Task to complete -
Only lines holding the string "title" are wanted; copy each one from the material.

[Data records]

--------------------------------------------------

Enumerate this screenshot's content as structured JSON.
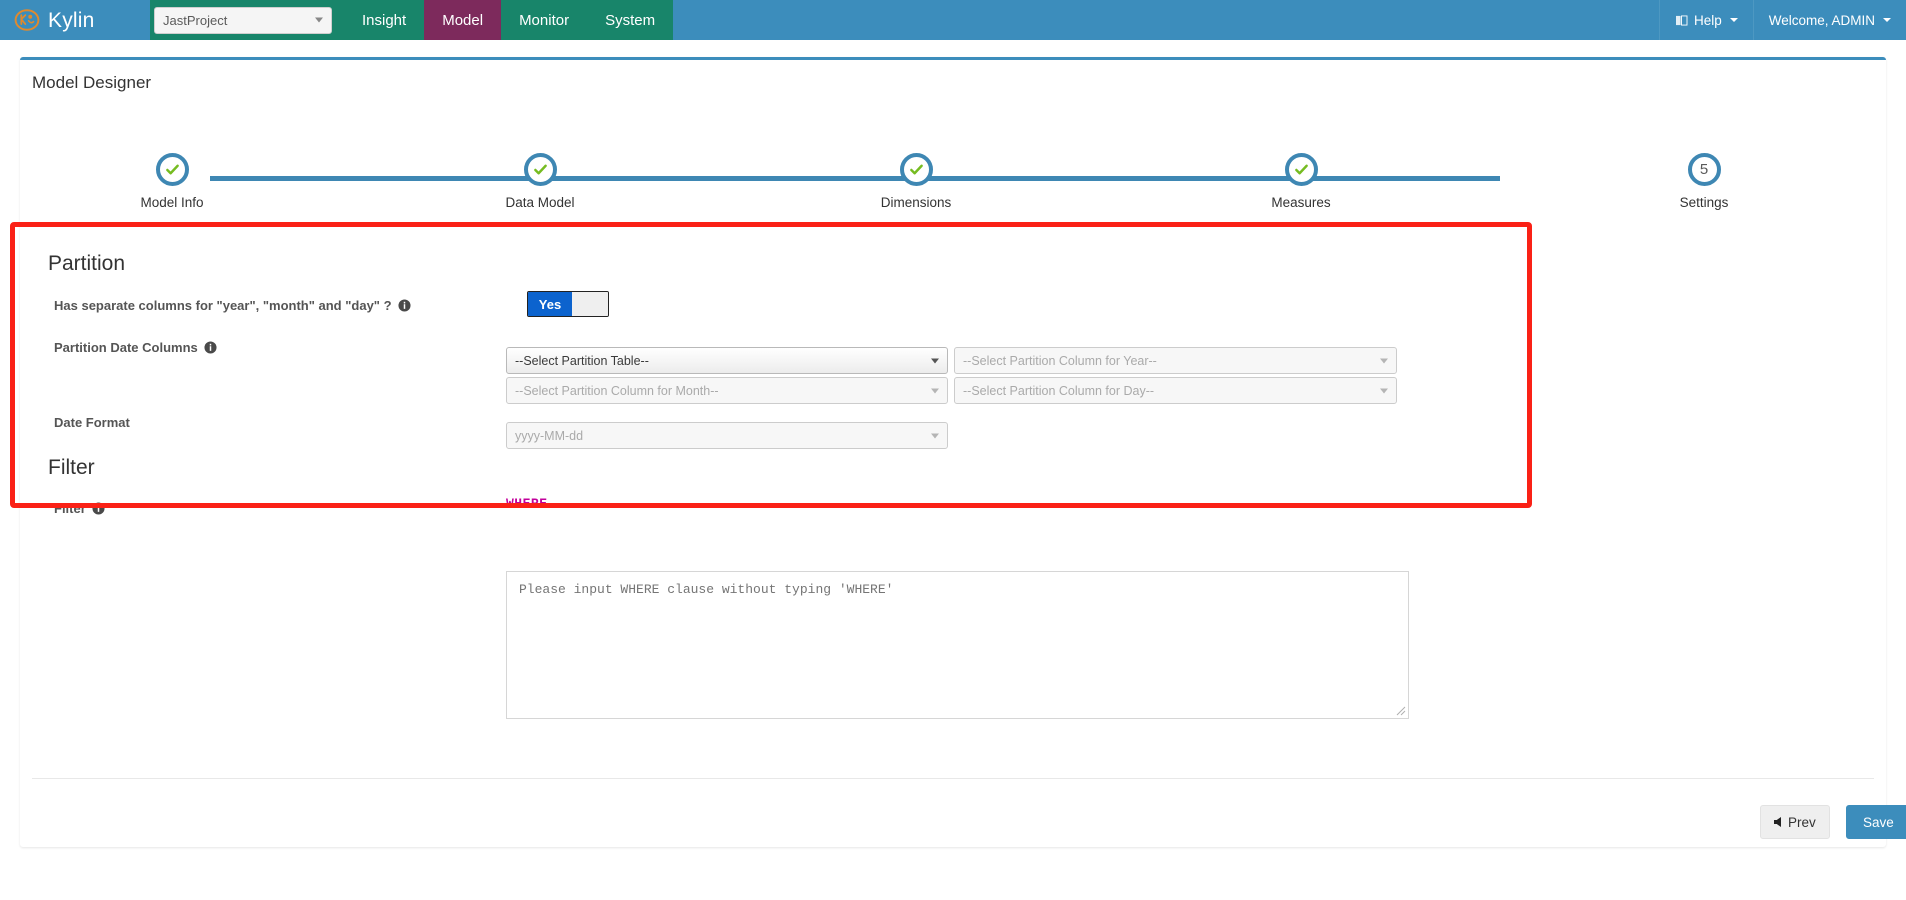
{
  "navbar": {
    "brand": "Kylin",
    "brand_logo_icon": "kylin-logo-icon",
    "project_selector": {
      "value": "JastProject",
      "icon": "chevron-down-icon"
    },
    "menu": [
      {
        "label": "Insight",
        "active": false
      },
      {
        "label": "Model",
        "active": true
      },
      {
        "label": "Monitor",
        "active": false
      },
      {
        "label": "System",
        "active": false
      }
    ],
    "right": [
      {
        "label": "Help",
        "icon": "book-icon",
        "caret": "chevron-down-icon"
      },
      {
        "label": "Welcome, ADMIN",
        "icon": "",
        "caret": "chevron-down-icon"
      }
    ],
    "colors": {
      "navbar_bg": "#3c8dbc",
      "menu_bg": "#18856a",
      "menu_active_bg": "#7d2a5c"
    }
  },
  "page": {
    "title": "Model Designer",
    "accent_top_border": "#3c8dbc"
  },
  "stepper": {
    "steps": [
      {
        "num": "1",
        "label": "Model Info",
        "state": "done",
        "icon": "check-icon"
      },
      {
        "num": "2",
        "label": "Data Model",
        "state": "done",
        "icon": "check-icon"
      },
      {
        "num": "3",
        "label": "Dimensions",
        "state": "done",
        "icon": "check-icon"
      },
      {
        "num": "4",
        "label": "Measures",
        "state": "done",
        "icon": "check-icon"
      },
      {
        "num": "5",
        "label": "Settings",
        "state": "current",
        "icon": ""
      }
    ],
    "colors": {
      "ring": "#3e87b3",
      "check": "#76bc21"
    }
  },
  "partition": {
    "title": "Partition",
    "separate_columns": {
      "label": "Has separate columns for \"year\", \"month\" and \"day\" ?",
      "info_icon": "info-icon",
      "toggle_value": "Yes",
      "toggle_color": "#0c63ce"
    },
    "date_columns": {
      "label": "Partition Date Columns",
      "info_icon": "info-icon",
      "selects": [
        {
          "value": "--Select Partition Table--",
          "enabled": true,
          "icon": "chevron-down-icon"
        },
        {
          "value": "--Select Partition Column for Year--",
          "enabled": false,
          "icon": "chevron-down-icon"
        },
        {
          "value": "--Select Partition Column for Month--",
          "enabled": false,
          "icon": "chevron-down-icon"
        },
        {
          "value": "--Select Partition Column for Day--",
          "enabled": false,
          "icon": "chevron-down-icon"
        }
      ]
    },
    "date_format": {
      "label": "Date Format",
      "value": "yyyy-MM-dd",
      "enabled": false,
      "icon": "chevron-down-icon"
    }
  },
  "filter": {
    "title": "Filter",
    "label": "Filter",
    "info_icon": "info-icon",
    "where_label": "WHERE",
    "where_label_color": "#c2009b",
    "textarea_placeholder": "Please input WHERE clause without typing 'WHERE'",
    "textarea_value": ""
  },
  "footer": {
    "prev_label": "Prev",
    "prev_icon": "arrow-left-icon",
    "save_label": "Save",
    "save_color": "#3c8dbc"
  },
  "annotation": {
    "highlight_color": "#fa2116",
    "target": "partition-section"
  }
}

--------------------------------------------------

Solution to this problem -
    "title": "Model Designer",
    "title": "Partition",
    "title": "Filter",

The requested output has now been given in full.